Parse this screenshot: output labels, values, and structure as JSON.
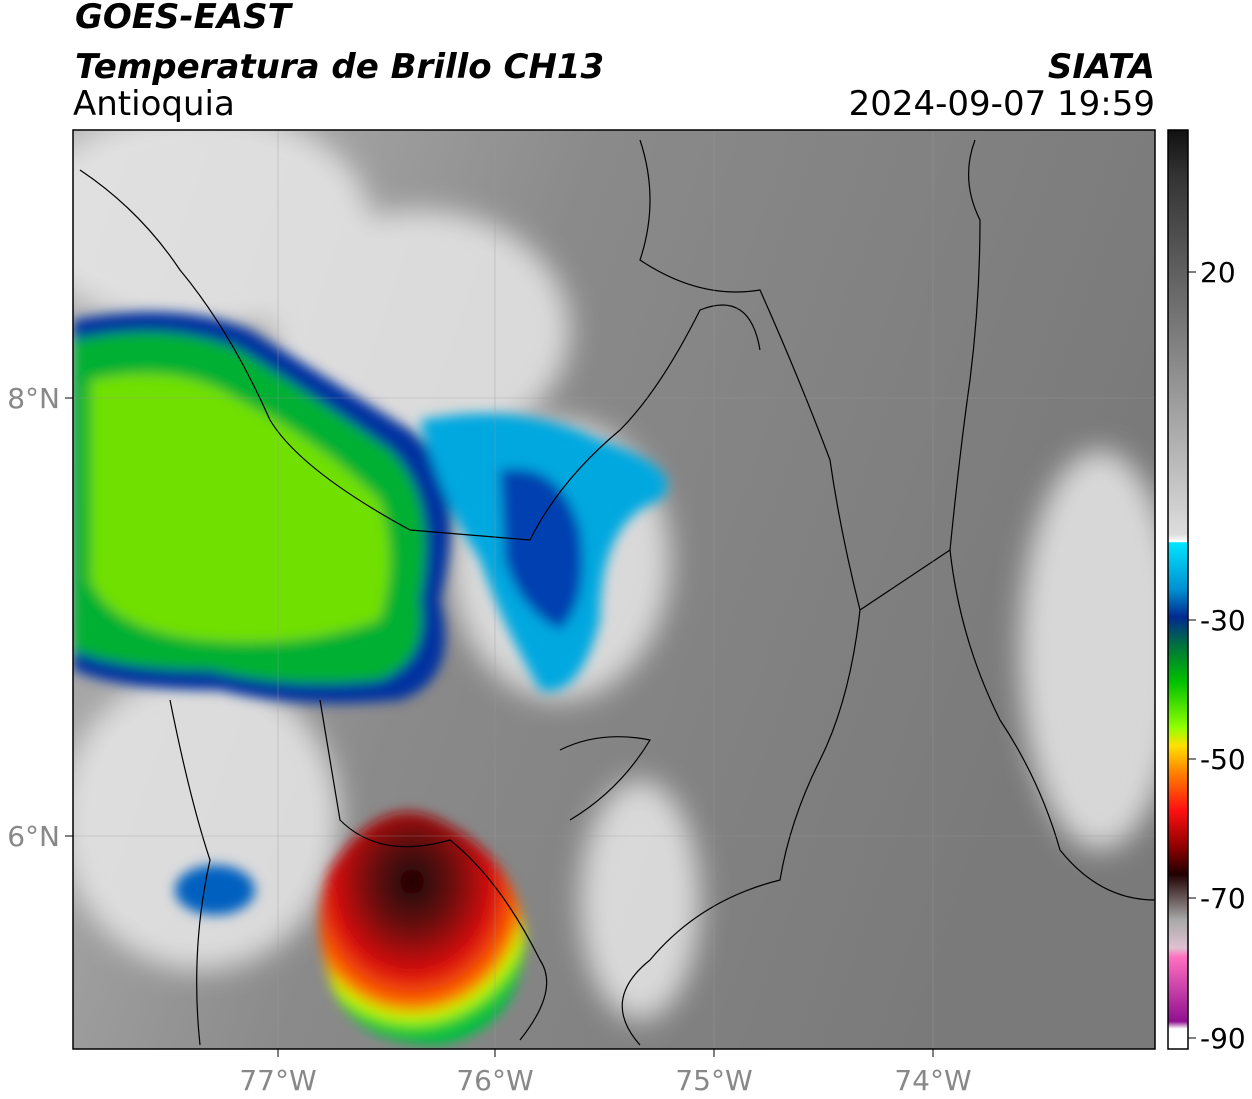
{
  "header": {
    "title": "GOES-EAST",
    "subtitle": "Temperatura de Brillo CH13",
    "region": "Antioquia",
    "source": "SIATA",
    "datetime": "2024-09-07 19:59"
  },
  "map": {
    "longitude_labels": [
      "77°W",
      "76°W",
      "75°W",
      "74°W"
    ],
    "latitude_labels": [
      "8°N",
      "6°N"
    ]
  },
  "colorbar": {
    "labels": [
      "20",
      "-30",
      "-50",
      "-70",
      "-90"
    ]
  }
}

_ _ _ _

| TASK DESCRIPTION |
Transcribe every line from the records above without alteration, and leave out the images.

| SOLUTION FOR THIS TASK |
Parse this screenshot: output labels, values, and structure as JSON.
{
  "header": {
    "title": "GOES-EAST",
    "subtitle": "Temperatura de Brillo CH13",
    "region": "Antioquia",
    "source": "SIATA",
    "datetime": "2024-09-07 19:59"
  },
  "map": {
    "longitude_labels": [
      "77°W",
      "76°W",
      "75°W",
      "74°W"
    ],
    "latitude_labels": [
      "8°N",
      "6°N"
    ]
  },
  "colorbar": {
    "labels": [
      "20",
      "-30",
      "-50",
      "-70",
      "-90"
    ]
  }
}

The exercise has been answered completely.